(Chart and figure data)
-- start --
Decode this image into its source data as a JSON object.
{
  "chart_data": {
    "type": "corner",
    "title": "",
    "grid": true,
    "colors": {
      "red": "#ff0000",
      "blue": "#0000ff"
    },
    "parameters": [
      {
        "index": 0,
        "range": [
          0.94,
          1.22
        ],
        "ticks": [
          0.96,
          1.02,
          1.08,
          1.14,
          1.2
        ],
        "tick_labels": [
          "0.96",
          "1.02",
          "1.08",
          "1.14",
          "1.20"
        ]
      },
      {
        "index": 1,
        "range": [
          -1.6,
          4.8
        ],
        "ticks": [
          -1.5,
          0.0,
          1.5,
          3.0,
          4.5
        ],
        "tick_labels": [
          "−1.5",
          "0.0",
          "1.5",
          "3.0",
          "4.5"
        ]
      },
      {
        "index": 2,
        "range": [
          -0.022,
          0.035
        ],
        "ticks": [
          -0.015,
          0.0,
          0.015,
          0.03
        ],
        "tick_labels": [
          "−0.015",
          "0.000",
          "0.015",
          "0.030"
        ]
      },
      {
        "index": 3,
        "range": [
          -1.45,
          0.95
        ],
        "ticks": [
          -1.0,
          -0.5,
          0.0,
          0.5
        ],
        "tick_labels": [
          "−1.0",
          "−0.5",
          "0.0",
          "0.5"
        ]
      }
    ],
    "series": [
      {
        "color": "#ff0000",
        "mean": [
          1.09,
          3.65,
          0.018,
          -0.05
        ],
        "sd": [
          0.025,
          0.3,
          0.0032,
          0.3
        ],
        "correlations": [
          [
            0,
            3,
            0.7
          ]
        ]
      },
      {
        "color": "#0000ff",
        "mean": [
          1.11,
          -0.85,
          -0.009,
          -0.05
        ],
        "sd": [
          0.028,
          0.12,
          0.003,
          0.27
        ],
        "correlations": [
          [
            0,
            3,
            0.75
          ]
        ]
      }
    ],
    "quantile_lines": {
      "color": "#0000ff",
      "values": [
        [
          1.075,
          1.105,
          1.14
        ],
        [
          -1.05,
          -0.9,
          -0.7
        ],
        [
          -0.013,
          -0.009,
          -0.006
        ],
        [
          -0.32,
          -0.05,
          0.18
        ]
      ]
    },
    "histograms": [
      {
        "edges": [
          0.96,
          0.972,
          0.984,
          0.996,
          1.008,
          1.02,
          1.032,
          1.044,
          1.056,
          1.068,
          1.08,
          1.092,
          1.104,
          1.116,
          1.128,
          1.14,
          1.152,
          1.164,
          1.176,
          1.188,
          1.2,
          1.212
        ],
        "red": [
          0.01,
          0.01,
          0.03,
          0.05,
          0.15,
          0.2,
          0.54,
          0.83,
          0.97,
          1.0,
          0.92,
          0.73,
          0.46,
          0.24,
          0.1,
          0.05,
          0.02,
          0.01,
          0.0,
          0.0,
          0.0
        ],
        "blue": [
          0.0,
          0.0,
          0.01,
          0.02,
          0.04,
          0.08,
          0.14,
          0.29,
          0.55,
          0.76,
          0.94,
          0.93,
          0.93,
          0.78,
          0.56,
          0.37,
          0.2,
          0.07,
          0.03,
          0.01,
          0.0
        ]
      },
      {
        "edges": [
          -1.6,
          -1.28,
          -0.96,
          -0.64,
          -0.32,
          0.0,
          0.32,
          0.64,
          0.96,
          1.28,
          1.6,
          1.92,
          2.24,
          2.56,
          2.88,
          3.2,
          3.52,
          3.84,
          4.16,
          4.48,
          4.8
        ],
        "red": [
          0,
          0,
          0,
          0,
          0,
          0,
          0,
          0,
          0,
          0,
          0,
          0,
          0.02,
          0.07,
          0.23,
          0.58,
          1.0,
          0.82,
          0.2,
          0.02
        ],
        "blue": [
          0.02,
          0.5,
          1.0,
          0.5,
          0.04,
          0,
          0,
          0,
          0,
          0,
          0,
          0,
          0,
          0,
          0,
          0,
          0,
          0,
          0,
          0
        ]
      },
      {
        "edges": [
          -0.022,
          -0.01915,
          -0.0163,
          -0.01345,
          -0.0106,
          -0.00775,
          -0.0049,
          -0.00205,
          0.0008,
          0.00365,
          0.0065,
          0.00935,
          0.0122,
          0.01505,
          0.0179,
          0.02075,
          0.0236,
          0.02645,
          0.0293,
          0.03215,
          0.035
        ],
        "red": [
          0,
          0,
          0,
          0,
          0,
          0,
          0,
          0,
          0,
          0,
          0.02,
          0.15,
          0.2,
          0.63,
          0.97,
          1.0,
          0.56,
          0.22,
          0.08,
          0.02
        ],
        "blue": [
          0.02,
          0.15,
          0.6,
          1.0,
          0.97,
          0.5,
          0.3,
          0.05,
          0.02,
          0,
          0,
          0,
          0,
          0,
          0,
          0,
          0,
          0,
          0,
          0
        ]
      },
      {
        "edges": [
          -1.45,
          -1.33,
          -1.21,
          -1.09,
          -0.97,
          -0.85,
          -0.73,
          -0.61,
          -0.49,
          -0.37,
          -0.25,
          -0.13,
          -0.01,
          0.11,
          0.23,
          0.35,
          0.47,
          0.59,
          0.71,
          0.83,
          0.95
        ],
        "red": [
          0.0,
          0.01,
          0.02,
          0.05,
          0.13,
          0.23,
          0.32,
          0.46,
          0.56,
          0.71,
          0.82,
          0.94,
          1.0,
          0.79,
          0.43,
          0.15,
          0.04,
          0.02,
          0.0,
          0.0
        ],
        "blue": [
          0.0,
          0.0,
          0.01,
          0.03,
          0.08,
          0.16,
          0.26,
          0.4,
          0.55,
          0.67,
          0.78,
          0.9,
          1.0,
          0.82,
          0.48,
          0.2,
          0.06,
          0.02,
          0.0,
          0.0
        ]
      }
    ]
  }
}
-- end --
Exactly reproduce all of the entries above.

Task output ->
Decode this image into its source data as a JSON object.
{
  "chart_data": {
    "type": "corner",
    "title": "",
    "grid": true,
    "colors": {
      "red": "#ff0000",
      "blue": "#0000ff"
    },
    "parameters": [
      {
        "index": 0,
        "range": [
          0.94,
          1.22
        ],
        "ticks": [
          0.96,
          1.02,
          1.08,
          1.14,
          1.2
        ],
        "tick_labels": [
          "0.96",
          "1.02",
          "1.08",
          "1.14",
          "1.20"
        ]
      },
      {
        "index": 1,
        "range": [
          -1.6,
          4.8
        ],
        "ticks": [
          -1.5,
          0.0,
          1.5,
          3.0,
          4.5
        ],
        "tick_labels": [
          "−1.5",
          "0.0",
          "1.5",
          "3.0",
          "4.5"
        ]
      },
      {
        "index": 2,
        "range": [
          -0.022,
          0.035
        ],
        "ticks": [
          -0.015,
          0.0,
          0.015,
          0.03
        ],
        "tick_labels": [
          "−0.015",
          "0.000",
          "0.015",
          "0.030"
        ]
      },
      {
        "index": 3,
        "range": [
          -1.45,
          0.95
        ],
        "ticks": [
          -1.0,
          -0.5,
          0.0,
          0.5
        ],
        "tick_labels": [
          "−1.0",
          "−0.5",
          "0.0",
          "0.5"
        ]
      }
    ],
    "series": [
      {
        "color": "#ff0000",
        "mean": [
          1.09,
          3.65,
          0.018,
          -0.05
        ],
        "sd": [
          0.025,
          0.3,
          0.0032,
          0.3
        ],
        "correlations": [
          [
            0,
            3,
            0.7
          ]
        ]
      },
      {
        "color": "#0000ff",
        "mean": [
          1.11,
          -0.85,
          -0.009,
          -0.05
        ],
        "sd": [
          0.028,
          0.12,
          0.003,
          0.27
        ],
        "correlations": [
          [
            0,
            3,
            0.75
          ]
        ]
      }
    ],
    "quantile_lines": {
      "color": "#0000ff",
      "values": [
        [
          1.075,
          1.105,
          1.14
        ],
        [
          -1.05,
          -0.9,
          -0.7
        ],
        [
          -0.013,
          -0.009,
          -0.006
        ],
        [
          -0.32,
          -0.05,
          0.18
        ]
      ]
    },
    "histograms": [
      {
        "edges": [
          0.96,
          0.972,
          0.984,
          0.996,
          1.008,
          1.02,
          1.032,
          1.044,
          1.056,
          1.068,
          1.08,
          1.092,
          1.104,
          1.116,
          1.128,
          1.14,
          1.152,
          1.164,
          1.176,
          1.188,
          1.2,
          1.212
        ],
        "red": [
          0.01,
          0.01,
          0.03,
          0.05,
          0.15,
          0.2,
          0.54,
          0.83,
          0.97,
          1.0,
          0.92,
          0.73,
          0.46,
          0.24,
          0.1,
          0.05,
          0.02,
          0.01,
          0.0,
          0.0,
          0.0
        ],
        "blue": [
          0.0,
          0.0,
          0.01,
          0.02,
          0.04,
          0.08,
          0.14,
          0.29,
          0.55,
          0.76,
          0.94,
          0.93,
          0.93,
          0.78,
          0.56,
          0.37,
          0.2,
          0.07,
          0.03,
          0.01,
          0.0
        ]
      },
      {
        "edges": [
          -1.6,
          -1.28,
          -0.96,
          -0.64,
          -0.32,
          0.0,
          0.32,
          0.64,
          0.96,
          1.28,
          1.6,
          1.92,
          2.24,
          2.56,
          2.88,
          3.2,
          3.52,
          3.84,
          4.16,
          4.48,
          4.8
        ],
        "red": [
          0,
          0,
          0,
          0,
          0,
          0,
          0,
          0,
          0,
          0,
          0,
          0,
          0.02,
          0.07,
          0.23,
          0.58,
          1.0,
          0.82,
          0.2,
          0.02
        ],
        "blue": [
          0.02,
          0.5,
          1.0,
          0.5,
          0.04,
          0,
          0,
          0,
          0,
          0,
          0,
          0,
          0,
          0,
          0,
          0,
          0,
          0,
          0,
          0
        ]
      },
      {
        "edges": [
          -0.022,
          -0.01915,
          -0.0163,
          -0.01345,
          -0.0106,
          -0.00775,
          -0.0049,
          -0.00205,
          0.0008,
          0.00365,
          0.0065,
          0.00935,
          0.0122,
          0.01505,
          0.0179,
          0.02075,
          0.0236,
          0.02645,
          0.0293,
          0.03215,
          0.035
        ],
        "red": [
          0,
          0,
          0,
          0,
          0,
          0,
          0,
          0,
          0,
          0,
          0.02,
          0.15,
          0.2,
          0.63,
          0.97,
          1.0,
          0.56,
          0.22,
          0.08,
          0.02
        ],
        "blue": [
          0.02,
          0.15,
          0.6,
          1.0,
          0.97,
          0.5,
          0.3,
          0.05,
          0.02,
          0,
          0,
          0,
          0,
          0,
          0,
          0,
          0,
          0,
          0,
          0
        ]
      },
      {
        "edges": [
          -1.45,
          -1.33,
          -1.21,
          -1.09,
          -0.97,
          -0.85,
          -0.73,
          -0.61,
          -0.49,
          -0.37,
          -0.25,
          -0.13,
          -0.01,
          0.11,
          0.23,
          0.35,
          0.47,
          0.59,
          0.71,
          0.83,
          0.95
        ],
        "red": [
          0.0,
          0.01,
          0.02,
          0.05,
          0.13,
          0.23,
          0.32,
          0.46,
          0.56,
          0.71,
          0.82,
          0.94,
          1.0,
          0.79,
          0.43,
          0.15,
          0.04,
          0.02,
          0.0,
          0.0
        ],
        "blue": [
          0.0,
          0.0,
          0.01,
          0.03,
          0.08,
          0.16,
          0.26,
          0.4,
          0.55,
          0.67,
          0.78,
          0.9,
          1.0,
          0.82,
          0.48,
          0.2,
          0.06,
          0.02,
          0.0,
          0.0
        ]
      }
    ]
  }
}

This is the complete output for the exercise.